··· Materials provided ···
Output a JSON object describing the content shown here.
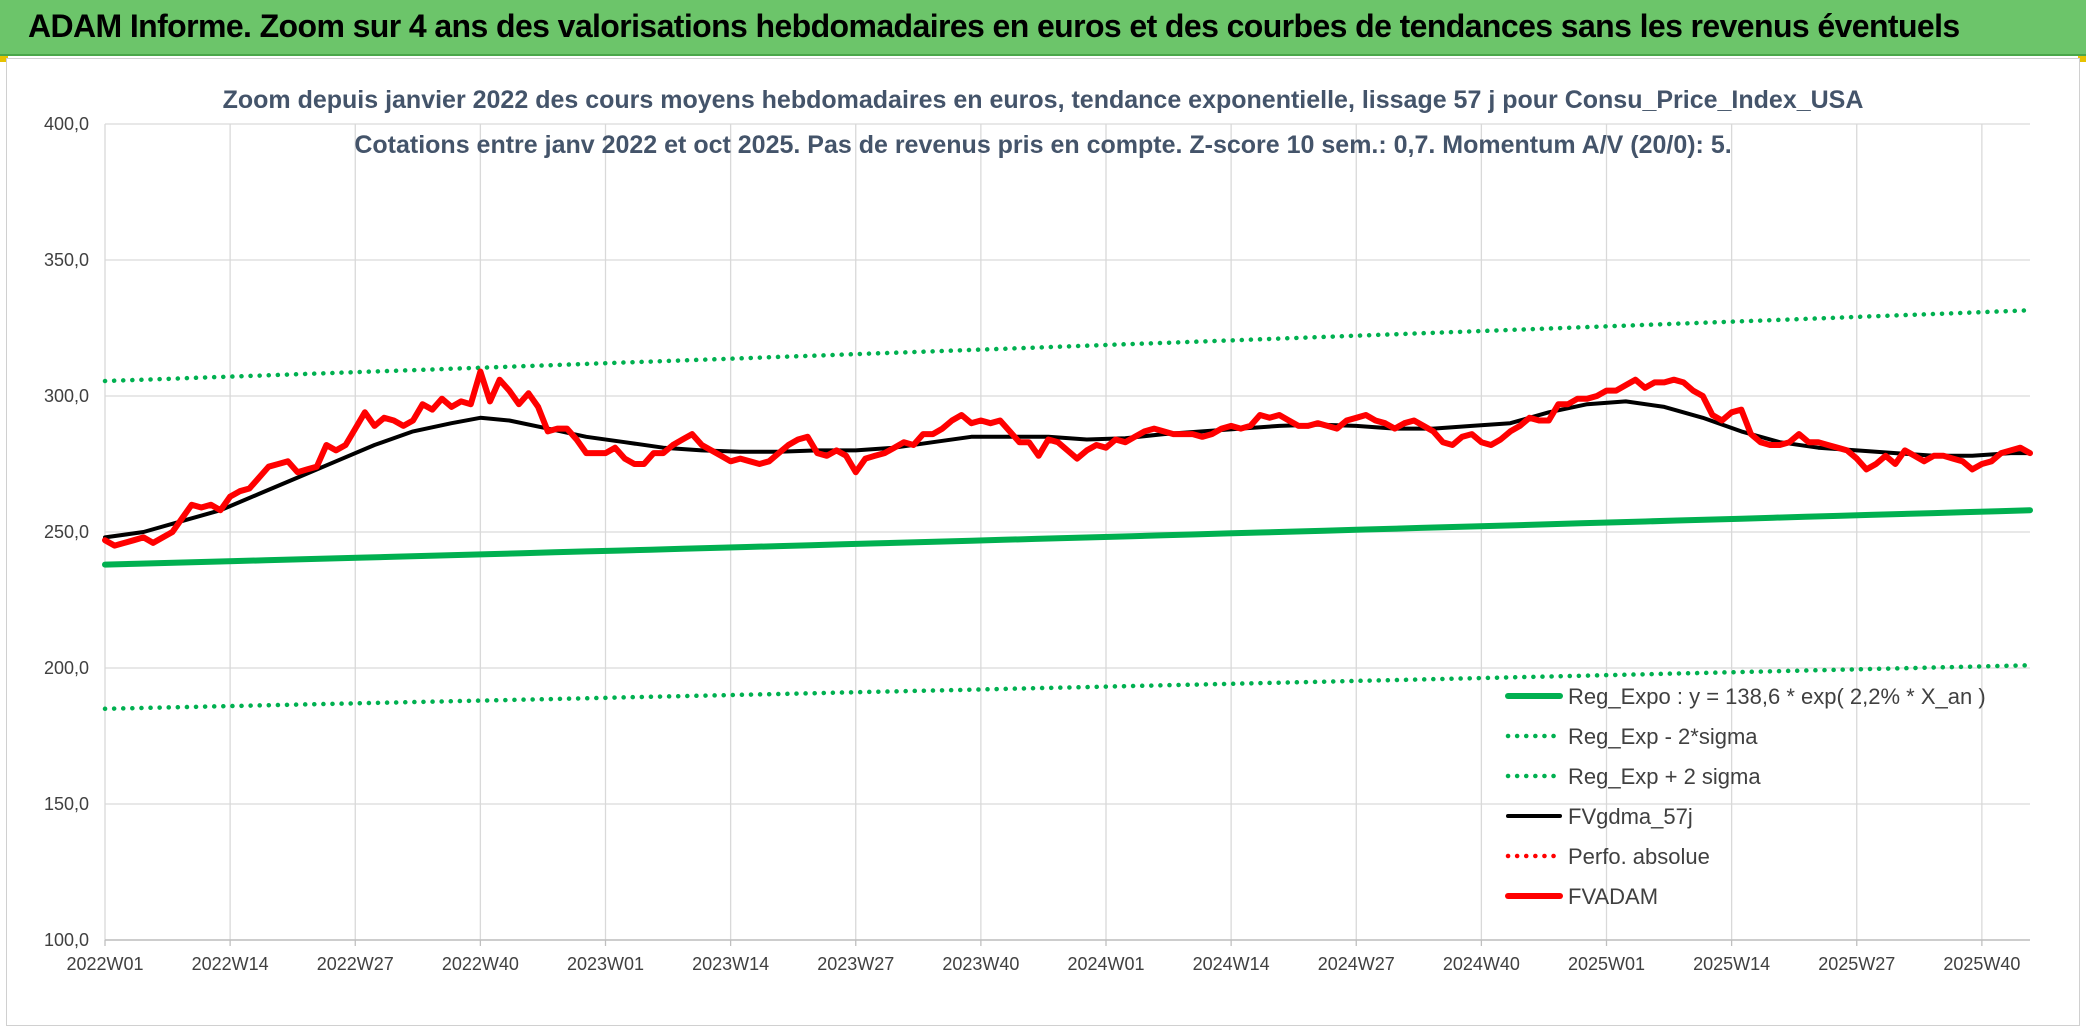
{
  "header": {
    "title": "ADAM Informe. Zoom sur 4 ans des valorisations hebdomadaires en euros et des courbes de tendances sans les revenus éventuels"
  },
  "colors": {
    "header_bg": "#6cc56a",
    "trend_green": "#00b050",
    "fvgdma": "#000000",
    "fvadam": "#ff0000",
    "title_text": "#44546a"
  },
  "chart_data": {
    "type": "line",
    "title": "Zoom depuis janvier 2022 des cours moyens hebdomadaires en euros, tendance exponentielle, lissage 57 j pour Consu_Price_Index_USA",
    "subtitle": "Cotations entre janv 2022 et oct 2025. Pas de revenus pris en compte. Z-score 10 sem.: 0,7. Momentum A/V (20/0): 5.",
    "xlabel": "",
    "ylabel": "",
    "ylim": [
      100,
      400
    ],
    "y_ticks": [
      "100,0",
      "150,0",
      "200,0",
      "250,0",
      "300,0",
      "350,0",
      "400,0"
    ],
    "x_tick_labels": [
      "2022W01",
      "2022W14",
      "2022W27",
      "2022W40",
      "2023W01",
      "2023W14",
      "2023W27",
      "2023W40",
      "2024W01",
      "2024W14",
      "2024W27",
      "2024W40",
      "2025W01",
      "2025W14",
      "2025W27",
      "2025W40"
    ],
    "x_tick_index": [
      0,
      13,
      26,
      39,
      52,
      65,
      78,
      91,
      104,
      117,
      130,
      143,
      156,
      169,
      182,
      195
    ],
    "n_weeks": 201,
    "grid": true,
    "legend_position": "bottom-right",
    "series": [
      {
        "name": "Reg_Expo : y = 138,6 * exp( 2,2% *  X_an )",
        "style": "solid-thick",
        "color": "#00b050",
        "points": [
          [
            0,
            238
          ],
          [
            200,
            258
          ]
        ]
      },
      {
        "name": "Reg_Exp - 2*sigma",
        "style": "dotted",
        "color": "#00b050",
        "points": [
          [
            0,
            185
          ],
          [
            200,
            201
          ]
        ]
      },
      {
        "name": "Reg_Exp + 2 sigma",
        "style": "dotted",
        "color": "#00b050",
        "points": [
          [
            0,
            305.5
          ],
          [
            200,
            331.5
          ]
        ]
      },
      {
        "name": "FVgdma_57j",
        "style": "solid",
        "color": "#000000",
        "points": [
          [
            0,
            248
          ],
          [
            4,
            250
          ],
          [
            8,
            254
          ],
          [
            12,
            258
          ],
          [
            16,
            264
          ],
          [
            20,
            270
          ],
          [
            24,
            276
          ],
          [
            28,
            282
          ],
          [
            32,
            287
          ],
          [
            36,
            290
          ],
          [
            39,
            292
          ],
          [
            42,
            291
          ],
          [
            46,
            288
          ],
          [
            50,
            285
          ],
          [
            54,
            283
          ],
          [
            58,
            281
          ],
          [
            62,
            280
          ],
          [
            66,
            279.5
          ],
          [
            70,
            279.5
          ],
          [
            74,
            280
          ],
          [
            78,
            280
          ],
          [
            82,
            281
          ],
          [
            86,
            283
          ],
          [
            90,
            285
          ],
          [
            94,
            285
          ],
          [
            98,
            285
          ],
          [
            102,
            284
          ],
          [
            106,
            284.5
          ],
          [
            110,
            286
          ],
          [
            114,
            287
          ],
          [
            118,
            288
          ],
          [
            122,
            289
          ],
          [
            126,
            289.5
          ],
          [
            130,
            289
          ],
          [
            134,
            288
          ],
          [
            138,
            288
          ],
          [
            142,
            289
          ],
          [
            146,
            290
          ],
          [
            150,
            294
          ],
          [
            154,
            297
          ],
          [
            158,
            298
          ],
          [
            162,
            296
          ],
          [
            166,
            292
          ],
          [
            170,
            287
          ],
          [
            174,
            283
          ],
          [
            178,
            281
          ],
          [
            182,
            280
          ],
          [
            186,
            279
          ],
          [
            190,
            278
          ],
          [
            194,
            278
          ],
          [
            198,
            279
          ],
          [
            200,
            279
          ]
        ]
      },
      {
        "name": "Perfo. absolue",
        "style": "dotted",
        "color": "#ff0000",
        "points": []
      },
      {
        "name": "FVADAM",
        "style": "solid-thick",
        "color": "#ff0000",
        "points": [
          [
            0,
            247
          ],
          [
            1,
            245
          ],
          [
            2,
            246
          ],
          [
            3,
            247
          ],
          [
            4,
            248
          ],
          [
            5,
            246
          ],
          [
            6,
            248
          ],
          [
            7,
            250
          ],
          [
            8,
            255
          ],
          [
            9,
            260
          ],
          [
            10,
            259
          ],
          [
            11,
            260
          ],
          [
            12,
            258
          ],
          [
            13,
            263
          ],
          [
            14,
            265
          ],
          [
            15,
            266
          ],
          [
            16,
            270
          ],
          [
            17,
            274
          ],
          [
            18,
            275
          ],
          [
            19,
            276
          ],
          [
            20,
            272
          ],
          [
            21,
            273
          ],
          [
            22,
            274
          ],
          [
            23,
            282
          ],
          [
            24,
            280
          ],
          [
            25,
            282
          ],
          [
            26,
            288
          ],
          [
            27,
            294
          ],
          [
            28,
            289
          ],
          [
            29,
            292
          ],
          [
            30,
            291
          ],
          [
            31,
            289
          ],
          [
            32,
            291
          ],
          [
            33,
            297
          ],
          [
            34,
            295
          ],
          [
            35,
            299
          ],
          [
            36,
            296
          ],
          [
            37,
            298
          ],
          [
            38,
            297
          ],
          [
            39,
            309
          ],
          [
            40,
            298
          ],
          [
            41,
            306
          ],
          [
            42,
            302
          ],
          [
            43,
            297
          ],
          [
            44,
            301
          ],
          [
            45,
            296
          ],
          [
            46,
            287
          ],
          [
            47,
            288
          ],
          [
            48,
            288
          ],
          [
            49,
            284
          ],
          [
            50,
            279
          ],
          [
            51,
            279
          ],
          [
            52,
            279
          ],
          [
            53,
            281
          ],
          [
            54,
            277
          ],
          [
            55,
            275
          ],
          [
            56,
            275
          ],
          [
            57,
            279
          ],
          [
            58,
            279
          ],
          [
            59,
            282
          ],
          [
            60,
            284
          ],
          [
            61,
            286
          ],
          [
            62,
            282
          ],
          [
            63,
            280
          ],
          [
            64,
            278
          ],
          [
            65,
            276
          ],
          [
            66,
            277
          ],
          [
            67,
            276
          ],
          [
            68,
            275
          ],
          [
            69,
            276
          ],
          [
            70,
            279
          ],
          [
            71,
            282
          ],
          [
            72,
            284
          ],
          [
            73,
            285
          ],
          [
            74,
            279
          ],
          [
            75,
            278
          ],
          [
            76,
            280
          ],
          [
            77,
            278
          ],
          [
            78,
            272
          ],
          [
            79,
            277
          ],
          [
            80,
            278
          ],
          [
            81,
            279
          ],
          [
            82,
            281
          ],
          [
            83,
            283
          ],
          [
            84,
            282
          ],
          [
            85,
            286
          ],
          [
            86,
            286
          ],
          [
            87,
            288
          ],
          [
            88,
            291
          ],
          [
            89,
            293
          ],
          [
            90,
            290
          ],
          [
            91,
            291
          ],
          [
            92,
            290
          ],
          [
            93,
            291
          ],
          [
            94,
            287
          ],
          [
            95,
            283
          ],
          [
            96,
            283
          ],
          [
            97,
            278
          ],
          [
            98,
            284
          ],
          [
            99,
            283
          ],
          [
            100,
            280
          ],
          [
            101,
            277
          ],
          [
            102,
            280
          ],
          [
            103,
            282
          ],
          [
            104,
            281
          ],
          [
            105,
            284
          ],
          [
            106,
            283
          ],
          [
            107,
            285
          ],
          [
            108,
            287
          ],
          [
            109,
            288
          ],
          [
            110,
            287
          ],
          [
            111,
            286
          ],
          [
            112,
            286
          ],
          [
            113,
            286
          ],
          [
            114,
            285
          ],
          [
            115,
            286
          ],
          [
            116,
            288
          ],
          [
            117,
            289
          ],
          [
            118,
            288
          ],
          [
            119,
            289
          ],
          [
            120,
            293
          ],
          [
            121,
            292
          ],
          [
            122,
            293
          ],
          [
            123,
            291
          ],
          [
            124,
            289
          ],
          [
            125,
            289
          ],
          [
            126,
            290
          ],
          [
            127,
            289
          ],
          [
            128,
            288
          ],
          [
            129,
            291
          ],
          [
            130,
            292
          ],
          [
            131,
            293
          ],
          [
            132,
            291
          ],
          [
            133,
            290
          ],
          [
            134,
            288
          ],
          [
            135,
            290
          ],
          [
            136,
            291
          ],
          [
            137,
            289
          ],
          [
            138,
            287
          ],
          [
            139,
            283
          ],
          [
            140,
            282
          ],
          [
            141,
            285
          ],
          [
            142,
            286
          ],
          [
            143,
            283
          ],
          [
            144,
            282
          ],
          [
            145,
            284
          ],
          [
            146,
            287
          ],
          [
            147,
            289
          ],
          [
            148,
            292
          ],
          [
            149,
            291
          ],
          [
            150,
            291
          ],
          [
            151,
            297
          ],
          [
            152,
            297
          ],
          [
            153,
            299
          ],
          [
            154,
            299
          ],
          [
            155,
            300
          ],
          [
            156,
            302
          ],
          [
            157,
            302
          ],
          [
            158,
            304
          ],
          [
            159,
            306
          ],
          [
            160,
            303
          ],
          [
            161,
            305
          ],
          [
            162,
            305
          ],
          [
            163,
            306
          ],
          [
            164,
            305
          ],
          [
            165,
            302
          ],
          [
            166,
            300
          ],
          [
            167,
            293
          ],
          [
            168,
            291
          ],
          [
            169,
            294
          ],
          [
            170,
            295
          ],
          [
            171,
            286
          ],
          [
            172,
            283
          ],
          [
            173,
            282
          ],
          [
            174,
            282
          ],
          [
            175,
            283
          ],
          [
            176,
            286
          ],
          [
            177,
            283
          ],
          [
            178,
            283
          ],
          [
            179,
            282
          ],
          [
            180,
            281
          ],
          [
            181,
            280
          ],
          [
            182,
            277
          ],
          [
            183,
            273
          ],
          [
            184,
            275
          ],
          [
            185,
            278
          ],
          [
            186,
            275
          ],
          [
            187,
            280
          ],
          [
            188,
            278
          ],
          [
            189,
            276
          ],
          [
            190,
            278
          ],
          [
            191,
            278
          ],
          [
            192,
            277
          ],
          [
            193,
            276
          ],
          [
            194,
            273
          ],
          [
            195,
            275
          ],
          [
            196,
            276
          ],
          [
            197,
            279
          ],
          [
            198,
            280
          ],
          [
            199,
            281
          ],
          [
            200,
            279
          ]
        ]
      }
    ]
  }
}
···
Stated task:
Pull out all lines containing the word "sigma" from the entries above.

Exercise output:
        "name": "Reg_Exp - 2*sigma",
        "name": "Reg_Exp + 2 sigma",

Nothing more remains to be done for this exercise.